━━━━━ Exercise data ━━━━━
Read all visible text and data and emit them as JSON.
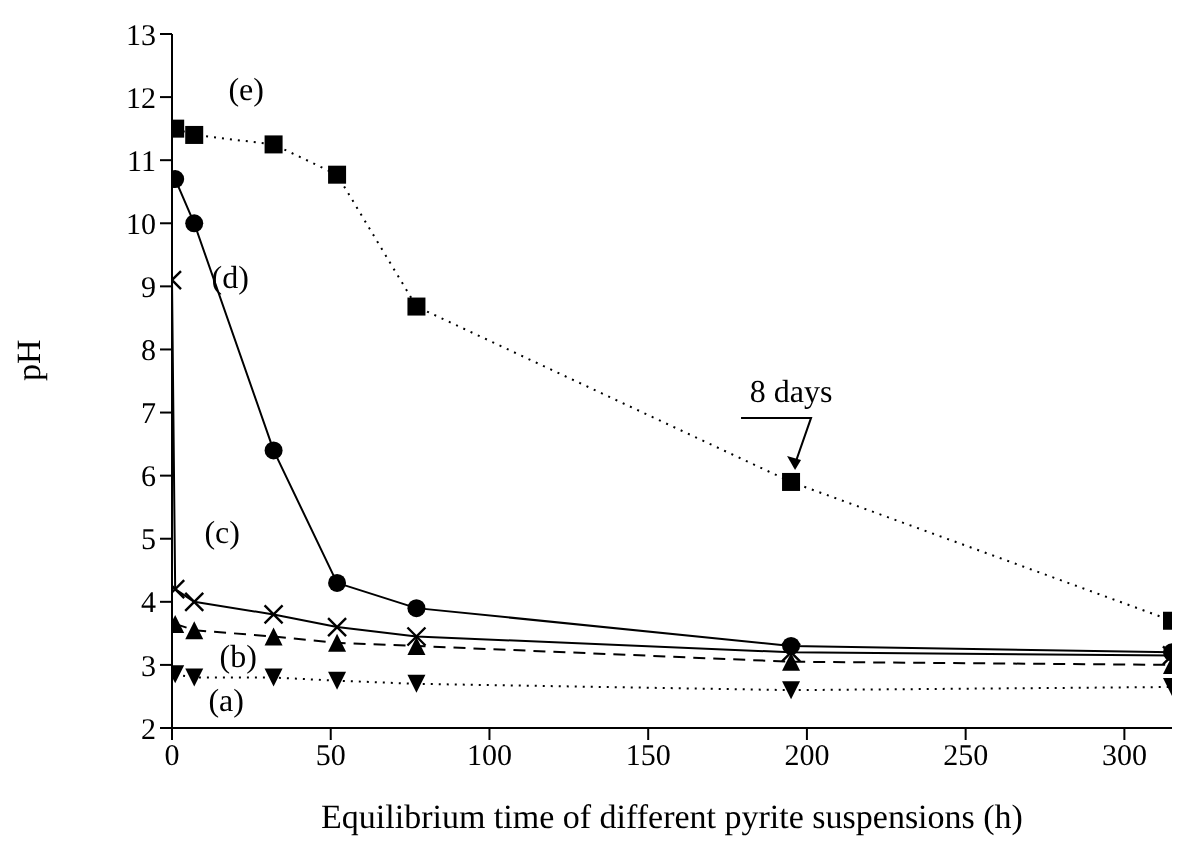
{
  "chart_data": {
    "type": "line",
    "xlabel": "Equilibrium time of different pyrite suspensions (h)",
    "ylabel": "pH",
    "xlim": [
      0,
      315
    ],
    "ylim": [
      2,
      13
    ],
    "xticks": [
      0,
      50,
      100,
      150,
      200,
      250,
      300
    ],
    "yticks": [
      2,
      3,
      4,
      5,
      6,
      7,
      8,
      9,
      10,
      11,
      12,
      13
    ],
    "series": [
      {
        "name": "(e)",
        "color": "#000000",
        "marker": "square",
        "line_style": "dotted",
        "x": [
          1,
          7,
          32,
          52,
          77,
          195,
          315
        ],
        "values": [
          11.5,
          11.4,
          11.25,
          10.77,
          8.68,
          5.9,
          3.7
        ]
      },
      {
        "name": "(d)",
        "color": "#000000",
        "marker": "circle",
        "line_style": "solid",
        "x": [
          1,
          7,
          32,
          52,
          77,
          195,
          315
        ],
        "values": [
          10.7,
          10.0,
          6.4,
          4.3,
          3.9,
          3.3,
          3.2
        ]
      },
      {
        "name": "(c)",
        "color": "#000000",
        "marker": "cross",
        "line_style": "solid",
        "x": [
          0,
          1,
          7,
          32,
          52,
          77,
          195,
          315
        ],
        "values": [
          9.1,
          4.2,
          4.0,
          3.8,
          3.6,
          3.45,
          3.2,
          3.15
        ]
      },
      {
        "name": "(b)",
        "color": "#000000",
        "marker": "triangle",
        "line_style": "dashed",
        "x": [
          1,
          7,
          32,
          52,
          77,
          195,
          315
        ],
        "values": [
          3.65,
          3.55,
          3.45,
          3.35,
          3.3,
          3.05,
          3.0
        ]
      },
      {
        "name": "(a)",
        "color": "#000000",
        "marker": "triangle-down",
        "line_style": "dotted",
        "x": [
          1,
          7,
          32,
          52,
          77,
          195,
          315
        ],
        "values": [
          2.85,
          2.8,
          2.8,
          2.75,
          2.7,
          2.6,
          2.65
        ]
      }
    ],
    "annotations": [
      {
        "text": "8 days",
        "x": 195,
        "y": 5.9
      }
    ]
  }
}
━━━━━
━━━━━ Exercise data ━━━━━
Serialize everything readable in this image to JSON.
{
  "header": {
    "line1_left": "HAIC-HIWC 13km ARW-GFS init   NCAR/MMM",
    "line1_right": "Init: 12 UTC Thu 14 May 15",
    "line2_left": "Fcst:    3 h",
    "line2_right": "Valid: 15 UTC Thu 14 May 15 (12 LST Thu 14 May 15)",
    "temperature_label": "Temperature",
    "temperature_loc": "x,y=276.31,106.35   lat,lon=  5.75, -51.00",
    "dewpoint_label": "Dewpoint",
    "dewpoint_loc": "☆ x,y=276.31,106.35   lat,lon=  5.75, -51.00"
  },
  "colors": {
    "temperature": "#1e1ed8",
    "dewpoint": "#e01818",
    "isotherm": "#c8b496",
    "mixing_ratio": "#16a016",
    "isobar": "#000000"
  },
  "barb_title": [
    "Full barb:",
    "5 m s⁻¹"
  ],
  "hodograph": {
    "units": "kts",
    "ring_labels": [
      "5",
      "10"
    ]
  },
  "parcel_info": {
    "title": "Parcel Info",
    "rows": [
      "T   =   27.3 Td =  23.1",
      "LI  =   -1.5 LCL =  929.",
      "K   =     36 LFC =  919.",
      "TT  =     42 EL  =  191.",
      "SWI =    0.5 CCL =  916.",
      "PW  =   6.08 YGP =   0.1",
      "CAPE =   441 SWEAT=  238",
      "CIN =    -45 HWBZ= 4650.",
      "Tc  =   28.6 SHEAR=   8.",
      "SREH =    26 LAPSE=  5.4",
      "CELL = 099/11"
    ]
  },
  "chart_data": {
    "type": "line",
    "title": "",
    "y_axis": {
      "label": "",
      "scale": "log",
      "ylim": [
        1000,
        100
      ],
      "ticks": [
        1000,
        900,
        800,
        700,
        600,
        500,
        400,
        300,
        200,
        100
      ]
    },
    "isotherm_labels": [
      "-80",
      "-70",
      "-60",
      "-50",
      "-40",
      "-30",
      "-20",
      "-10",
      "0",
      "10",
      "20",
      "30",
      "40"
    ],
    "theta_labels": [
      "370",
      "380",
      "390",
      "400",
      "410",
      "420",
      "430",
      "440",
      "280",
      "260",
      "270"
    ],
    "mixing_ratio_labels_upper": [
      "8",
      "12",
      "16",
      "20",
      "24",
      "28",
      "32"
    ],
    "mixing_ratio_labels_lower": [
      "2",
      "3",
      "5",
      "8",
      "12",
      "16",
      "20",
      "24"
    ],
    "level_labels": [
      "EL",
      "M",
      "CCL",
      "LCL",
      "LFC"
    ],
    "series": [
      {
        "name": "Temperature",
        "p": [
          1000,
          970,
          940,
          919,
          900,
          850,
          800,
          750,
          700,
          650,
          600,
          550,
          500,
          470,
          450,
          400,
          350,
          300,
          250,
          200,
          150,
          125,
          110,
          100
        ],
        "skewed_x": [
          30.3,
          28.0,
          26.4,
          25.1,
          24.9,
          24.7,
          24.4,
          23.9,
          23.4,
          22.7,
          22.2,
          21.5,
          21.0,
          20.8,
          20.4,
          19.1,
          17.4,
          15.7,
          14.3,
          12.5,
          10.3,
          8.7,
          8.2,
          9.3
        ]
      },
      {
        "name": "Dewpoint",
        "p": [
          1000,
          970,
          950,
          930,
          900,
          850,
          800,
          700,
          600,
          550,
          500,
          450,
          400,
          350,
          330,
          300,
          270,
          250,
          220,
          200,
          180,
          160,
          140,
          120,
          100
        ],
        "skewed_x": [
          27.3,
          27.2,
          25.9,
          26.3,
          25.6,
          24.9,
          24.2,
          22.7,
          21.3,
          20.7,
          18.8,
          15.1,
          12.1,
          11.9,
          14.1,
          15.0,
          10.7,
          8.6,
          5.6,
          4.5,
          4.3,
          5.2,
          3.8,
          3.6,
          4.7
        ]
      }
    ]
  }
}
━━━━━
Go through the records and gather the lines that hold "name".

_Expected answer_
        "name": "(e)",
        "name": "(d)",
        "name": "(c)",
        "name": "(b)",
        "name": "(a)",
        "name": "Temperature",
        "name": "Dewpoint",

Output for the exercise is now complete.